SOURCE RECORDS →
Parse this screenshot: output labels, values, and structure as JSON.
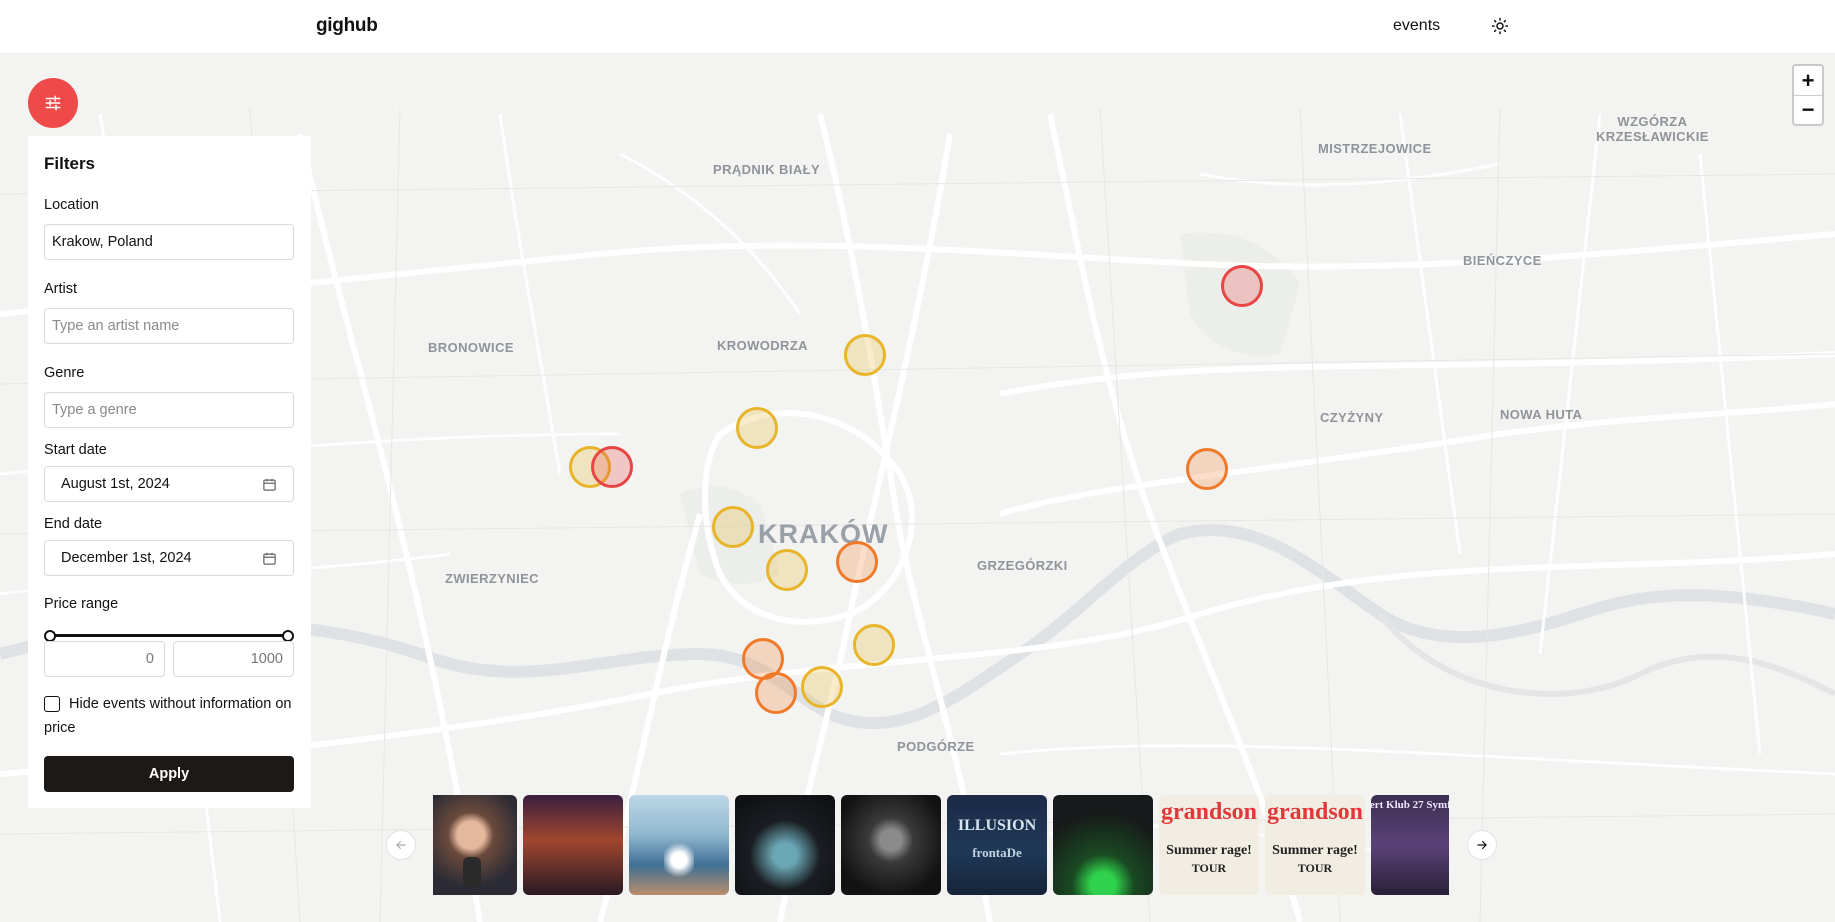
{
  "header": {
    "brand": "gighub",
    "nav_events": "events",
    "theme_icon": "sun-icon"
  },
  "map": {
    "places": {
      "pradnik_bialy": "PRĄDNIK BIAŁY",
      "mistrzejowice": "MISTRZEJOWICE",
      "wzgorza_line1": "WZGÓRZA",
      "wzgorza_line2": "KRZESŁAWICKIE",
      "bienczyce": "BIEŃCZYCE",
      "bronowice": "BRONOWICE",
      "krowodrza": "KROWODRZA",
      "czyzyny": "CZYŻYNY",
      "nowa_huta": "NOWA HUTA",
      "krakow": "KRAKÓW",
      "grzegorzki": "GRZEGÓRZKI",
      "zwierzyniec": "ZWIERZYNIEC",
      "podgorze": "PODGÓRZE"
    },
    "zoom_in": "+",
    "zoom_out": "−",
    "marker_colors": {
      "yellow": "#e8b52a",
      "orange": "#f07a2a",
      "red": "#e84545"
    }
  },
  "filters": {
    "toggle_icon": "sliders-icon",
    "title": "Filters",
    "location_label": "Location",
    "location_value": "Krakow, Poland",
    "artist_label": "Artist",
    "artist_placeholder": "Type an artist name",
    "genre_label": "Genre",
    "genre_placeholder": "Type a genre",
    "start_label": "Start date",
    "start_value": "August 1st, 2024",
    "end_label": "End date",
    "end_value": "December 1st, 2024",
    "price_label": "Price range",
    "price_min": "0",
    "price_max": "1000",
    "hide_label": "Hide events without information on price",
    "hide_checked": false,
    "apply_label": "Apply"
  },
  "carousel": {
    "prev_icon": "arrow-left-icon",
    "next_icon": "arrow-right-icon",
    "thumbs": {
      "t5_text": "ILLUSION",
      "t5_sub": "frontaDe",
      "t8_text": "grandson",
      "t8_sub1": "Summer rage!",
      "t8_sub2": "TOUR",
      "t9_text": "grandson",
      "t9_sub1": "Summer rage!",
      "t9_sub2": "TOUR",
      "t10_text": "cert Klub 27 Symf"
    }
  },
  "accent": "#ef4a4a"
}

---

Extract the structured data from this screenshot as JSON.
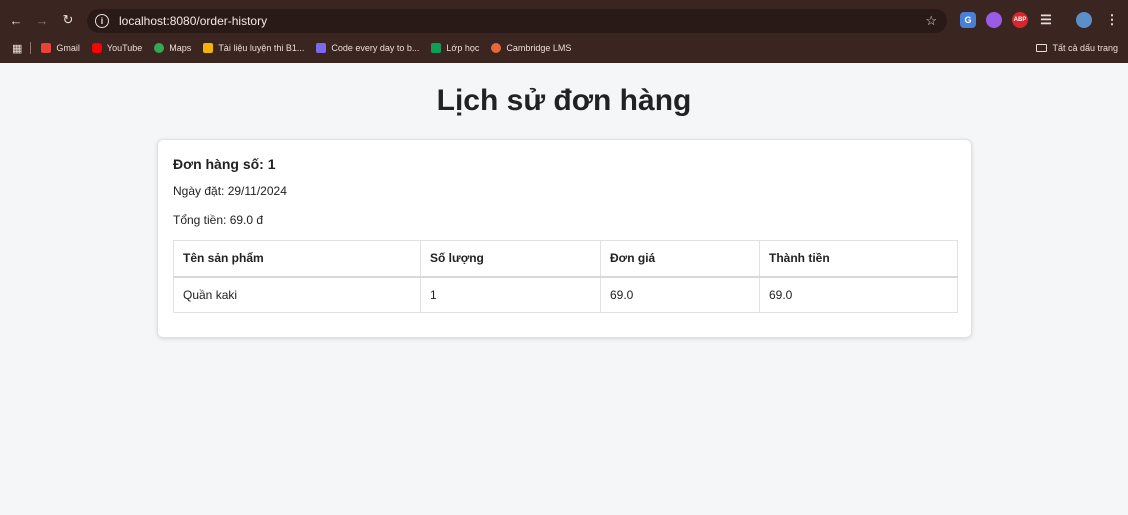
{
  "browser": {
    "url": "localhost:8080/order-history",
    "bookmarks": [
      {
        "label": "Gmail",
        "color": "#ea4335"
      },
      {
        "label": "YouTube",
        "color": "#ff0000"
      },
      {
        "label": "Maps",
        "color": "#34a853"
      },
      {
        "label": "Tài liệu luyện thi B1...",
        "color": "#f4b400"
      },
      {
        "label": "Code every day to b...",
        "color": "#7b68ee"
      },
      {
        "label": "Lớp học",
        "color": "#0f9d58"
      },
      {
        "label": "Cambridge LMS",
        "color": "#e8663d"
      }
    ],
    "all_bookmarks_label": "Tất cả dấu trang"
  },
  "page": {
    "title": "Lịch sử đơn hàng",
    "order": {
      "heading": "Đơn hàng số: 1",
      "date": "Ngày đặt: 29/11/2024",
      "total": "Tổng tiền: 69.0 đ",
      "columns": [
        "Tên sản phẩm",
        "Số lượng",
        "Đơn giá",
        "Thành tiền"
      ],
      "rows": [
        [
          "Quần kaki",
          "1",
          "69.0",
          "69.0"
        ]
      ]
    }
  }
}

WHAT TO PRODUCE →
Find and copy every line in the entries above where the string "Summer" occurs.

ANSWER TO THIS TASK →
      "t8_sub1": "Summer rage!",
      "t9_sub1": "Summer rage!",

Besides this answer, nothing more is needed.